SET TASK → Set down every entry word for word. Omit the pictures.

---------- MATERIALS PROVIDED

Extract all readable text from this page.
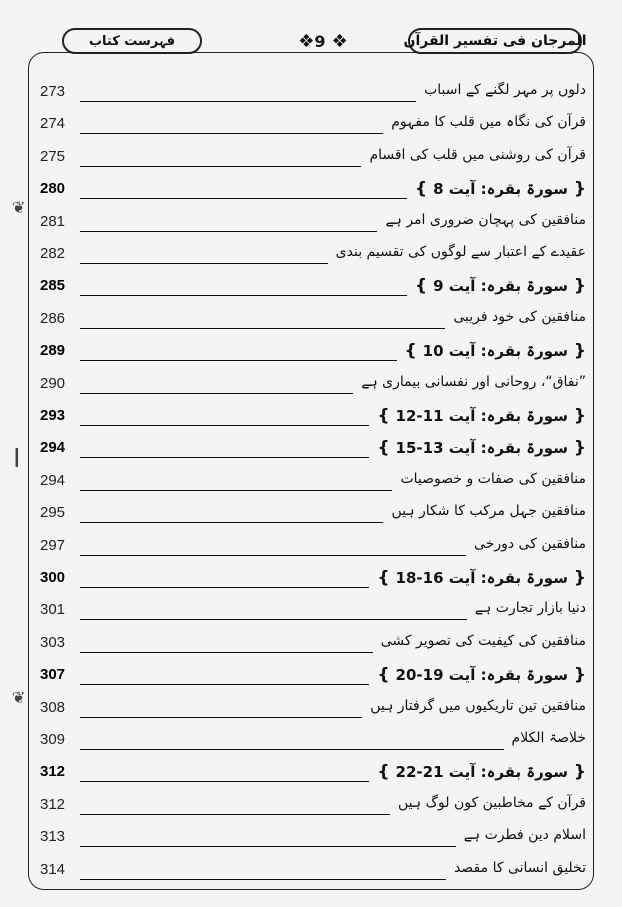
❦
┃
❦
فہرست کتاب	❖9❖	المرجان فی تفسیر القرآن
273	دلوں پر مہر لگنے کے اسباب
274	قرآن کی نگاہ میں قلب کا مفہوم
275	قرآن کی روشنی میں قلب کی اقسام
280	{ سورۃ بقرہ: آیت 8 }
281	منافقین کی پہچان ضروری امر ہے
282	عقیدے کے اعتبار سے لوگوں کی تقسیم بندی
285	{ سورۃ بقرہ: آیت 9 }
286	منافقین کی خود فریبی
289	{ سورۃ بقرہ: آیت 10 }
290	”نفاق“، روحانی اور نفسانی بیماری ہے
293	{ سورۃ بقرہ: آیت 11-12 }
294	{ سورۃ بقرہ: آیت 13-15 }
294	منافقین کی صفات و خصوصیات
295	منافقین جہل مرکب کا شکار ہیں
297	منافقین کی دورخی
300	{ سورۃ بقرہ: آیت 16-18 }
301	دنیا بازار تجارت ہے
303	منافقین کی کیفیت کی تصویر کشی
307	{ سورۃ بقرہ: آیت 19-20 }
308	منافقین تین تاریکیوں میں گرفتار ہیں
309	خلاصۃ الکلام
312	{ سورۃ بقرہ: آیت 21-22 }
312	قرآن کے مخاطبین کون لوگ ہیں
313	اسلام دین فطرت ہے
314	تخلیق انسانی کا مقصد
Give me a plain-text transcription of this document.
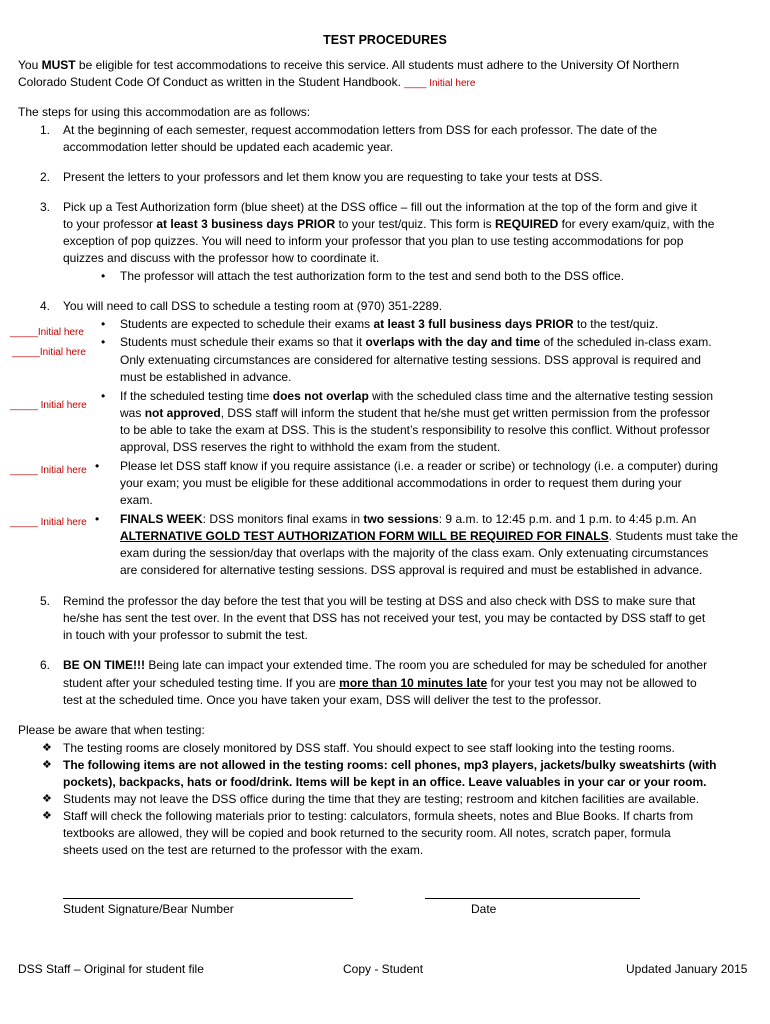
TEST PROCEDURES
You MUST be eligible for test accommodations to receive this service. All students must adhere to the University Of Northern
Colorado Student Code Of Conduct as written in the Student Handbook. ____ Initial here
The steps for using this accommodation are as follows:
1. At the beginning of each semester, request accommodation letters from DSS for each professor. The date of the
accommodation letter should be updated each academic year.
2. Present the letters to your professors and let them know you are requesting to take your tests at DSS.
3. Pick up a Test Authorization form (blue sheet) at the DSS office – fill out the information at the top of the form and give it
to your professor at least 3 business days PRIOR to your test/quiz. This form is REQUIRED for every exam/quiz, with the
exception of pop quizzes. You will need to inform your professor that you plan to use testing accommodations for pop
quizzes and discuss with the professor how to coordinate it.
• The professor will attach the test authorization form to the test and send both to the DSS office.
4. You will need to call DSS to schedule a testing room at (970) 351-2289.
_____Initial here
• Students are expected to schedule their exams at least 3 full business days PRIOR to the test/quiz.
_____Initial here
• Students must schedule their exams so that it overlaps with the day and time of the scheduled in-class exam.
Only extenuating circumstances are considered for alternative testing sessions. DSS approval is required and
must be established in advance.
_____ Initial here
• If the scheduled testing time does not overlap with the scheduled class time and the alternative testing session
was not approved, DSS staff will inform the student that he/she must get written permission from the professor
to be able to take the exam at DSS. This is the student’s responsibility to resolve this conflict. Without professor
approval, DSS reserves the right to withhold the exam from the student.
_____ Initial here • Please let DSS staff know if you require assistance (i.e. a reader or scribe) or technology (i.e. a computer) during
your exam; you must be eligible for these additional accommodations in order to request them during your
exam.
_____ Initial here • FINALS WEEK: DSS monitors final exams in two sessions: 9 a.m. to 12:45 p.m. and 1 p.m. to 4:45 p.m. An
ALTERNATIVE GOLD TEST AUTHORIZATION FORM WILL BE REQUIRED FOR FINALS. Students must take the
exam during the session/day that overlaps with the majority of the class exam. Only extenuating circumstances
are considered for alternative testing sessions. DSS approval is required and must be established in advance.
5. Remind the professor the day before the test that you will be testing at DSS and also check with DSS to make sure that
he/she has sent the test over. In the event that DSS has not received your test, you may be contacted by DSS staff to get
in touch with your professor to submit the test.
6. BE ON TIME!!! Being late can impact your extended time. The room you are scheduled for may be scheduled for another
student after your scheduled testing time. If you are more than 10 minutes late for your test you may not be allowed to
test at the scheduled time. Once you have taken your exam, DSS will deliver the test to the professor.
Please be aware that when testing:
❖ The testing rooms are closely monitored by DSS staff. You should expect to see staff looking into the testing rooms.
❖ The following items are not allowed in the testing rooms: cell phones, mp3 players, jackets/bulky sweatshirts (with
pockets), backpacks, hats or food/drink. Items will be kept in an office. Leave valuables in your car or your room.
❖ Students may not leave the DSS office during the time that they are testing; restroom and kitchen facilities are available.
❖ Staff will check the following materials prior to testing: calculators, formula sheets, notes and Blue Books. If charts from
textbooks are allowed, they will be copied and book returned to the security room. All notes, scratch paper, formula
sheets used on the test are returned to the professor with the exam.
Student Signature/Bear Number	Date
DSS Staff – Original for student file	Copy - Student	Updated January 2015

--------------------

REPLY →
Extract all readable text from this page.
❦
┃
❦
فہرست کتاب	❖9❖	المرجان فی تفسیر القرآن
273	دلوں پر مہر لگنے کے اسباب
274	قرآن کی نگاہ میں قلب کا مفہوم
275	قرآن کی روشنی میں قلب کی اقسام
280	{ سورۃ بقرہ: آیت 8 }
281	منافقین کی پہچان ضروری امر ہے
282	عقیدے کے اعتبار سے لوگوں کی تقسیم بندی
285	{ سورۃ بقرہ: آیت 9 }
286	منافقین کی خود فریبی
289	{ سورۃ بقرہ: آیت 10 }
290	”نفاق“، روحانی اور نفسانی بیماری ہے
293	{ سورۃ بقرہ: آیت 11-12 }
294	{ سورۃ بقرہ: آیت 13-15 }
294	منافقین کی صفات و خصوصیات
295	منافقین جہل مرکب کا شکار ہیں
297	منافقین کی دورخی
300	{ سورۃ بقرہ: آیت 16-18 }
301	دنیا بازار تجارت ہے
303	منافقین کی کیفیت کی تصویر کشی
307	{ سورۃ بقرہ: آیت 19-20 }
308	منافقین تین تاریکیوں میں گرفتار ہیں
309	خلاصۃ الکلام
312	{ سورۃ بقرہ: آیت 21-22 }
312	قرآن کے مخاطبین کون لوگ ہیں
313	اسلام دین فطرت ہے
314	تخلیق انسانی کا مقصد
Give me a plain-text transcription of this document.
TEST PROCEDURES
You MUST be eligible for test accommodations to receive this service. All students must adhere to the University Of Northern
Colorado Student Code Of Conduct as written in the Student Handbook. ____ Initial here
The steps for using this accommodation are as follows:
1. At the beginning of each semester, request accommodation letters from DSS for each professor. The date of the
accommodation letter should be updated each academic year.
2. Present the letters to your professors and let them know you are requesting to take your tests at DSS.
3. Pick up a Test Authorization form (blue sheet) at the DSS office – fill out the information at the top of the form and give it
to your professor at least 3 business days PRIOR to your test/quiz. This form is REQUIRED for every exam/quiz, with the
exception of pop quizzes. You will need to inform your professor that you plan to use testing accommodations for pop
quizzes and discuss with the professor how to coordinate it.
• The professor will attach the test authorization form to the test and send both to the DSS office.
4. You will need to call DSS to schedule a testing room at (970) 351-2289.
_____Initial here
• Students are expected to schedule their exams at least 3 full business days PRIOR to the test/quiz.
_____Initial here
• Students must schedule their exams so that it overlaps with the day and time of the scheduled in-class exam.
Only extenuating circumstances are considered for alternative testing sessions. DSS approval is required and
must be established in advance.
_____ Initial here
• If the scheduled testing time does not overlap with the scheduled class time and the alternative testing session
was not approved, DSS staff will inform the student that he/she must get written permission from the professor
to be able to take the exam at DSS. This is the student’s responsibility to resolve this conflict. Without professor
approval, DSS reserves the right to withhold the exam from the student.
_____ Initial here • Please let DSS staff know if you require assistance (i.e. a reader or scribe) or technology (i.e. a computer) during
your exam; you must be eligible for these additional accommodations in order to request them during your
exam.
_____ Initial here • FINALS WEEK: DSS monitors final exams in two sessions: 9 a.m. to 12:45 p.m. and 1 p.m. to 4:45 p.m. An
ALTERNATIVE GOLD TEST AUTHORIZATION FORM WILL BE REQUIRED FOR FINALS. Students must take the
exam during the session/day that overlaps with the majority of the class exam. Only extenuating circumstances
are considered for alternative testing sessions. DSS approval is required and must be established in advance.
5. Remind the professor the day before the test that you will be testing at DSS and also check with DSS to make sure that
he/she has sent the test over. In the event that DSS has not received your test, you may be contacted by DSS staff to get
in touch with your professor to submit the test.
6. BE ON TIME!!! Being late can impact your extended time. The room you are scheduled for may be scheduled for another
student after your scheduled testing time. If you are more than 10 minutes late for your test you may not be allowed to
test at the scheduled time. Once you have taken your exam, DSS will deliver the test to the professor.
Please be aware that when testing:
❖ The testing rooms are closely monitored by DSS staff. You should expect to see staff looking into the testing rooms.
❖ The following items are not allowed in the testing rooms: cell phones, mp3 players, jackets/bulky sweatshirts (with
pockets), backpacks, hats or food/drink. Items will be kept in an office. Leave valuables in your car or your room.
❖ Students may not leave the DSS office during the time that they are testing; restroom and kitchen facilities are available.
❖ Staff will check the following materials prior to testing: calculators, formula sheets, notes and Blue Books. If charts from
textbooks are allowed, they will be copied and book returned to the security room. All notes, scratch paper, formula
sheets used on the test are returned to the professor with the exam.
Student Signature/Bear Number	Date
DSS Staff – Original for student file	Copy - Student	Updated January 2015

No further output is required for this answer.